** BEGIN RECORDS TO USE **

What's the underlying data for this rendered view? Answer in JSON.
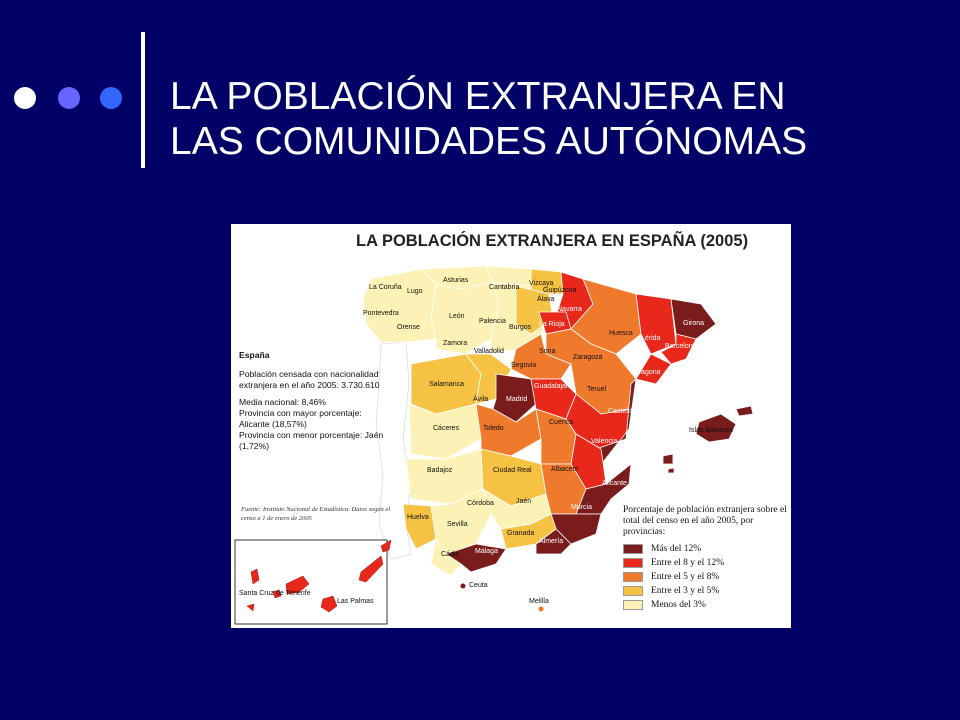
{
  "slide": {
    "title_line1": "LA POBLACIÓN EXTRANJERA EN",
    "title_line2": "LAS COMUNIDADES AUTÓNOMAS",
    "dot_colors": [
      "#ffffff",
      "#6666ff",
      "#3366ff"
    ]
  },
  "map": {
    "title": "LA POBLACIÓN EXTRANJERA EN ESPAÑA (2005)",
    "info": {
      "heading": "España",
      "line1": "Población censada con nacionalidad extranjera en el año 2005: 3.730.610",
      "line2": "Media nacional: 8,46%",
      "line3": "Provincia con mayor porcentaje: Alicante (18,57%)",
      "line4": "Provincia con menor porcentaje: Jaén (1,72%)"
    },
    "source": "Fuente: Instituto Nacional de Estadística. Datos según el censo a 1 de enero de 2005",
    "legend": {
      "title": "Porcentaje de población extranjera sobre el total del censo en el año 2005, por provincias:",
      "items": [
        {
          "label": "Más del 12%",
          "color": "#7a1c1c"
        },
        {
          "label": "Entre el 8 y el 12%",
          "color": "#e8281a"
        },
        {
          "label": "Entre el 5 y el 8%",
          "color": "#f07a2c"
        },
        {
          "label": "Entre el 3 y el 5%",
          "color": "#f5c243"
        },
        {
          "label": "Menos del 3%",
          "color": "#fcf2b5"
        }
      ]
    },
    "labels": [
      {
        "key": "la-coruna",
        "text": "La Coruña"
      },
      {
        "key": "lugo",
        "text": "Lugo"
      },
      {
        "key": "asturias",
        "text": "Asturias"
      },
      {
        "key": "cantabria",
        "text": "Cantabria"
      },
      {
        "key": "vizcaya",
        "text": "Vizcaya"
      },
      {
        "key": "guipuzcoa",
        "text": "Guipúzcoa"
      },
      {
        "key": "alava",
        "text": "Álava"
      },
      {
        "key": "navarra",
        "text": "Navarra"
      },
      {
        "key": "pontevedra",
        "text": "Pontevedra"
      },
      {
        "key": "orense",
        "text": "Orense"
      },
      {
        "key": "leon",
        "text": "León"
      },
      {
        "key": "palencia",
        "text": "Palencia"
      },
      {
        "key": "burgos",
        "text": "Burgos"
      },
      {
        "key": "la-rioja",
        "text": "La Rioja"
      },
      {
        "key": "huesca",
        "text": "Huesca"
      },
      {
        "key": "girona",
        "text": "Girona"
      },
      {
        "key": "zamora",
        "text": "Zamora"
      },
      {
        "key": "valladolid",
        "text": "Valladolid"
      },
      {
        "key": "soria",
        "text": "Soria"
      },
      {
        "key": "zaragoza",
        "text": "Zaragoza"
      },
      {
        "key": "lerida",
        "text": "Lérida"
      },
      {
        "key": "barcelona",
        "text": "Barcelona"
      },
      {
        "key": "segovia",
        "text": "Segovia"
      },
      {
        "key": "tarragona",
        "text": "Tarragona"
      },
      {
        "key": "salamanca",
        "text": "Salamanca"
      },
      {
        "key": "guadalajara",
        "text": "Guadalajara"
      },
      {
        "key": "teruel",
        "text": "Teruel"
      },
      {
        "key": "avila",
        "text": "Ávila"
      },
      {
        "key": "madrid",
        "text": "Madrid"
      },
      {
        "key": "castellon",
        "text": "Castellón"
      },
      {
        "key": "caceres",
        "text": "Cáceres"
      },
      {
        "key": "toledo",
        "text": "Toledo"
      },
      {
        "key": "cuenca",
        "text": "Cuenca"
      },
      {
        "key": "islas-baleares",
        "text": "Islas Baleares"
      },
      {
        "key": "valencia",
        "text": "Valencia"
      },
      {
        "key": "badajoz",
        "text": "Badajoz"
      },
      {
        "key": "ciudad-real",
        "text": "Ciudad Real"
      },
      {
        "key": "albacete",
        "text": "Albacete"
      },
      {
        "key": "alicante",
        "text": "Alicante"
      },
      {
        "key": "cordoba",
        "text": "Córdoba"
      },
      {
        "key": "jaen",
        "text": "Jaén"
      },
      {
        "key": "murcia",
        "text": "Murcia"
      },
      {
        "key": "huelva",
        "text": "Huelva"
      },
      {
        "key": "sevilla",
        "text": "Sevilla"
      },
      {
        "key": "granada",
        "text": "Granada"
      },
      {
        "key": "almeria",
        "text": "Almería"
      },
      {
        "key": "cadiz",
        "text": "Cádiz"
      },
      {
        "key": "malaga",
        "text": "Málaga"
      },
      {
        "key": "ceuta",
        "text": "Ceuta"
      },
      {
        "key": "melilla",
        "text": "Melilla"
      },
      {
        "key": "santa-cruz",
        "text": "Santa Cruz de Tenerife"
      },
      {
        "key": "las-palmas",
        "text": "Las Palmas"
      }
    ]
  }
}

** END RECORDS TO USE **

PROMPT: The entries above are to be returned exactly, without their pictures.

ANSWER FOR THIS EXERCISE:
What's the underlying data for this rendered view? Answer in JSON.
{
  "slide": {
    "title_line1": "LA POBLACIÓN EXTRANJERA EN",
    "title_line2": "LAS COMUNIDADES AUTÓNOMAS",
    "dot_colors": [
      "#ffffff",
      "#6666ff",
      "#3366ff"
    ]
  },
  "map": {
    "title": "LA POBLACIÓN EXTRANJERA EN ESPAÑA (2005)",
    "info": {
      "heading": "España",
      "line1": "Población censada con nacionalidad extranjera en el año 2005: 3.730.610",
      "line2": "Media nacional: 8,46%",
      "line3": "Provincia con mayor porcentaje: Alicante (18,57%)",
      "line4": "Provincia con menor porcentaje: Jaén (1,72%)"
    },
    "source": "Fuente: Instituto Nacional de Estadística. Datos según el censo a 1 de enero de 2005",
    "legend": {
      "title": "Porcentaje de población extranjera sobre el total del censo en el año 2005, por provincias:",
      "items": [
        {
          "label": "Más del 12%",
          "color": "#7a1c1c"
        },
        {
          "label": "Entre el 8 y el 12%",
          "color": "#e8281a"
        },
        {
          "label": "Entre el 5 y el 8%",
          "color": "#f07a2c"
        },
        {
          "label": "Entre el 3 y el 5%",
          "color": "#f5c243"
        },
        {
          "label": "Menos del 3%",
          "color": "#fcf2b5"
        }
      ]
    },
    "labels": [
      {
        "key": "la-coruna",
        "text": "La Coruña"
      },
      {
        "key": "lugo",
        "text": "Lugo"
      },
      {
        "key": "asturias",
        "text": "Asturias"
      },
      {
        "key": "cantabria",
        "text": "Cantabria"
      },
      {
        "key": "vizcaya",
        "text": "Vizcaya"
      },
      {
        "key": "guipuzcoa",
        "text": "Guipúzcoa"
      },
      {
        "key": "alava",
        "text": "Álava"
      },
      {
        "key": "navarra",
        "text": "Navarra"
      },
      {
        "key": "pontevedra",
        "text": "Pontevedra"
      },
      {
        "key": "orense",
        "text": "Orense"
      },
      {
        "key": "leon",
        "text": "León"
      },
      {
        "key": "palencia",
        "text": "Palencia"
      },
      {
        "key": "burgos",
        "text": "Burgos"
      },
      {
        "key": "la-rioja",
        "text": "La Rioja"
      },
      {
        "key": "huesca",
        "text": "Huesca"
      },
      {
        "key": "girona",
        "text": "Girona"
      },
      {
        "key": "zamora",
        "text": "Zamora"
      },
      {
        "key": "valladolid",
        "text": "Valladolid"
      },
      {
        "key": "soria",
        "text": "Soria"
      },
      {
        "key": "zaragoza",
        "text": "Zaragoza"
      },
      {
        "key": "lerida",
        "text": "Lérida"
      },
      {
        "key": "barcelona",
        "text": "Barcelona"
      },
      {
        "key": "segovia",
        "text": "Segovia"
      },
      {
        "key": "tarragona",
        "text": "Tarragona"
      },
      {
        "key": "salamanca",
        "text": "Salamanca"
      },
      {
        "key": "guadalajara",
        "text": "Guadalajara"
      },
      {
        "key": "teruel",
        "text": "Teruel"
      },
      {
        "key": "avila",
        "text": "Ávila"
      },
      {
        "key": "madrid",
        "text": "Madrid"
      },
      {
        "key": "castellon",
        "text": "Castellón"
      },
      {
        "key": "caceres",
        "text": "Cáceres"
      },
      {
        "key": "toledo",
        "text": "Toledo"
      },
      {
        "key": "cuenca",
        "text": "Cuenca"
      },
      {
        "key": "islas-baleares",
        "text": "Islas Baleares"
      },
      {
        "key": "valencia",
        "text": "Valencia"
      },
      {
        "key": "badajoz",
        "text": "Badajoz"
      },
      {
        "key": "ciudad-real",
        "text": "Ciudad Real"
      },
      {
        "key": "albacete",
        "text": "Albacete"
      },
      {
        "key": "alicante",
        "text": "Alicante"
      },
      {
        "key": "cordoba",
        "text": "Córdoba"
      },
      {
        "key": "jaen",
        "text": "Jaén"
      },
      {
        "key": "murcia",
        "text": "Murcia"
      },
      {
        "key": "huelva",
        "text": "Huelva"
      },
      {
        "key": "sevilla",
        "text": "Sevilla"
      },
      {
        "key": "granada",
        "text": "Granada"
      },
      {
        "key": "almeria",
        "text": "Almería"
      },
      {
        "key": "cadiz",
        "text": "Cádiz"
      },
      {
        "key": "malaga",
        "text": "Málaga"
      },
      {
        "key": "ceuta",
        "text": "Ceuta"
      },
      {
        "key": "melilla",
        "text": "Melilla"
      },
      {
        "key": "santa-cruz",
        "text": "Santa Cruz de Tenerife"
      },
      {
        "key": "las-palmas",
        "text": "Las Palmas"
      }
    ]
  }
}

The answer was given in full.